**Requisitos das tarefas**
A – Reproduza fielmente o trecho do texto sobre harmonização de vinhos com pratos brasileiros que começa nas palavras "Sendo assim, ADEGA" e termina depois das palavras "do século XIX.".
B – Devolva sem nenhuma alteração as linhas dos registros que começam na linha que contém "199, 970, 222]" e terminam depois da linha que contém "column-label: Submitter bbox=[1274, 200, 1363, 221]", incluindo as duas.

**Texto de origem**
——
A culinária brasileira é riquíssima, certamente uma das mais ecléticas do mundo, o que abre um leque incrível de possibilidades
por Arnaldo Grizzo
Estamos acostumados a pensar em harmonizações com comidas típicas de determinados locais. Aliás, uma das “regras” do casamento entre vinhos e outros alimentos é exatamente a questão do terroir. Uma massa italiana certamente cairá bem com um belo Chianti, por exemplo. Um boeuf bourguignon estará bem acompanhado de um Pinot borgonhês. Um leitão da Bairrada pode tanto ser pareado com os típicos tintos locais feitos com Baga como com os espumantes também tradicionais na região. Ou seja, quase sempre há uma conformidade entre prato e vinho de um determinado local.
Mas e quando falamos de locais onde não há uma tradição tão enraizada de vinhos? No Brasil, por exemplo, onde o vinho faz parte da cultura de algumas poucas regiões, mais destacadamente no sul do país, nem sempre é fácil criar um vínculo entre uma comida e um vinho. Ainda assim, isso não quer dizer que não seja possível pensar em harmonizações para tornar a companhia de algumas receitas tradicionais ainda mais especiais e saborosas.
A culinária brasileira é riquíssima, certamente uma das mais ecléticas do mundo. Aqui tivemos influências portuguesas, obviamente, mas também africanas, indígenas, italianas, espanholas, alemãs, japonesas, libanesas, francesas, inglesas, norte-americanas etc., que deram e ainda dão origem a uma miríade de pratos, alguns essencialmente brasileiros, outros adaptações ou recriações com nosso toque, nossos ingredientes, nossos sabores.
Sendo assim, ADEGA fez uma seleção de 10 receitas tipicamente brasileiras e sugeriu algumas possibilidades de harmonização com vinhos. Confira.
Não dá para começar se não for com o prato brasileiro mais famoso no mundo, a feijoada. Esse cozido de feijão preto com partes do porco, paio, linguiça, servido com arroz branco, couve e laranja (entre outros acompanhamentos possíveis) teria raízes na escravidão, quando os negros juntavam o que podiam para um caldo com feijão e restos de carne. Contudo, historiadores apontam que ele, na verdade, foi inventado no Rio de Janeiro no final do século XIX.
——
**Registros extraídos**
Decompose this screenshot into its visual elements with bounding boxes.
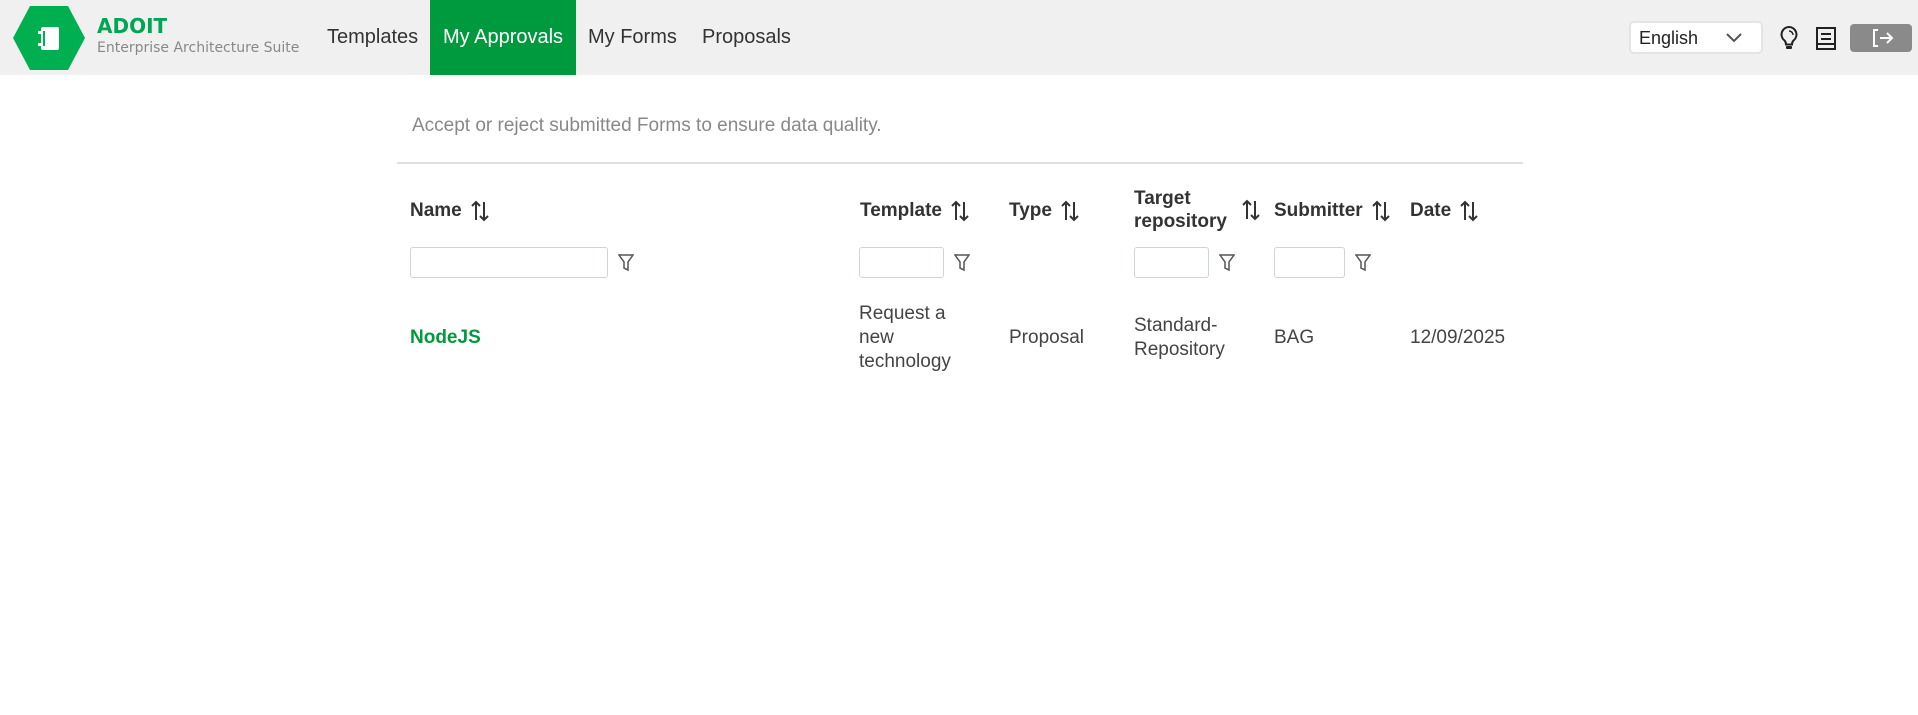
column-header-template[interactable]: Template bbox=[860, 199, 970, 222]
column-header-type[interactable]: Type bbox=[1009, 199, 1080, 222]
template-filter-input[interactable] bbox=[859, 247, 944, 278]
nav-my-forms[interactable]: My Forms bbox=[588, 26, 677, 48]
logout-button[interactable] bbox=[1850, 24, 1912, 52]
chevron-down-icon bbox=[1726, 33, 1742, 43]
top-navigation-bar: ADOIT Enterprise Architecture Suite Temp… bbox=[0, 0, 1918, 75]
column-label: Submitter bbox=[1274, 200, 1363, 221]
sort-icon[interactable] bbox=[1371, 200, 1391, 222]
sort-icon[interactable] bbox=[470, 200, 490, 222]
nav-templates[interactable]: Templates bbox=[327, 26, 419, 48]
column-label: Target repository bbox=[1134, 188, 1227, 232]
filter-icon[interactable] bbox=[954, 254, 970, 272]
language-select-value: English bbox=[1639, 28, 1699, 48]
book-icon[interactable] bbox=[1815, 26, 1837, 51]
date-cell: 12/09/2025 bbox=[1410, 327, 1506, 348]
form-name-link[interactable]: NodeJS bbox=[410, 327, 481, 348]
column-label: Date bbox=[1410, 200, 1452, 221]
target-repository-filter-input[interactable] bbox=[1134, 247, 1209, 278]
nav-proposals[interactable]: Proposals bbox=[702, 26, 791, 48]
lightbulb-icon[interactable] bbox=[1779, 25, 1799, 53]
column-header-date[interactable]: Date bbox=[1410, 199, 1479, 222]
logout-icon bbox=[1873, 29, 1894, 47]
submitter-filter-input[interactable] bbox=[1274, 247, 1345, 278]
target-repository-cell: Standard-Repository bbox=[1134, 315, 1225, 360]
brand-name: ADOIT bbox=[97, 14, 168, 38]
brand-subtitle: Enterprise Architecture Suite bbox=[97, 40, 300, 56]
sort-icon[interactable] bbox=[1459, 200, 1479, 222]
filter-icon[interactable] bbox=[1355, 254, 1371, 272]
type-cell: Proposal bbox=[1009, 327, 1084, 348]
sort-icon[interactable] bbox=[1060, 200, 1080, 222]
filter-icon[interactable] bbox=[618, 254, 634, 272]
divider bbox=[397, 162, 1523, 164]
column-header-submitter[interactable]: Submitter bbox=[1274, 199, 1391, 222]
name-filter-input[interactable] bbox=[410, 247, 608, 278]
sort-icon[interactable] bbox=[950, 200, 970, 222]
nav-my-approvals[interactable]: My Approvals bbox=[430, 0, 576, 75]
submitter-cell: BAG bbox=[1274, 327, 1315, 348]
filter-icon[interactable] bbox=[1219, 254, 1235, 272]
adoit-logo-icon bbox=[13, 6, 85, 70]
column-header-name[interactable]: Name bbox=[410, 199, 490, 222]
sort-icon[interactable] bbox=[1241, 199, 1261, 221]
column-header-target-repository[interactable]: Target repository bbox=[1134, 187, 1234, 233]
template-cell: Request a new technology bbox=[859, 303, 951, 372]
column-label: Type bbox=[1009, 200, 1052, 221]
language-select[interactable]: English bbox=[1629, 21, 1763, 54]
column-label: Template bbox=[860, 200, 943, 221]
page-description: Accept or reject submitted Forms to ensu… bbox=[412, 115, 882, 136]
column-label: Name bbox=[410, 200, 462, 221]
——
**Soluções das tarefas**
A –
Sendo assim, ADEGA fez uma seleção de 10 receitas tipicamente brasileiras e sugeriu algumas possibilidades de harmonização com vinhos. Confira.
Não dá para começar se não for com o prato brasileiro mais famoso no mundo, a feijoada. Esse cozido de feijão preto com partes do porco, paio, linguiça, servido com arroz branco, couve e laranja (entre outros acompanhamentos possíveis) teria raízes na escravidão, quando os negros juntavam o que podiam para um caldo com feijão e restos de carne. Contudo, historiadores apontam que ele, na verdade, foi inventado no Rio de Janeiro no final do século XIX.

B –
column-header-template[interactable]: Template bbox=[860, 199, 970, 222]
column-header-type[interactable]: Type bbox=[1009, 199, 1080, 222]
template-filter-input[interactable] bbox=[859, 247, 944, 278]
nav-my-forms[interactable]: My Forms bbox=[588, 26, 677, 48]
logout-button[interactable] bbox=[1850, 24, 1912, 52]
chevron-down-icon bbox=[1726, 33, 1742, 43]
top-navigation-bar: ADOIT Enterprise Architecture Suite Temp… bbox=[0, 0, 1918, 75]
column-label: Submitter bbox=[1274, 200, 1363, 221]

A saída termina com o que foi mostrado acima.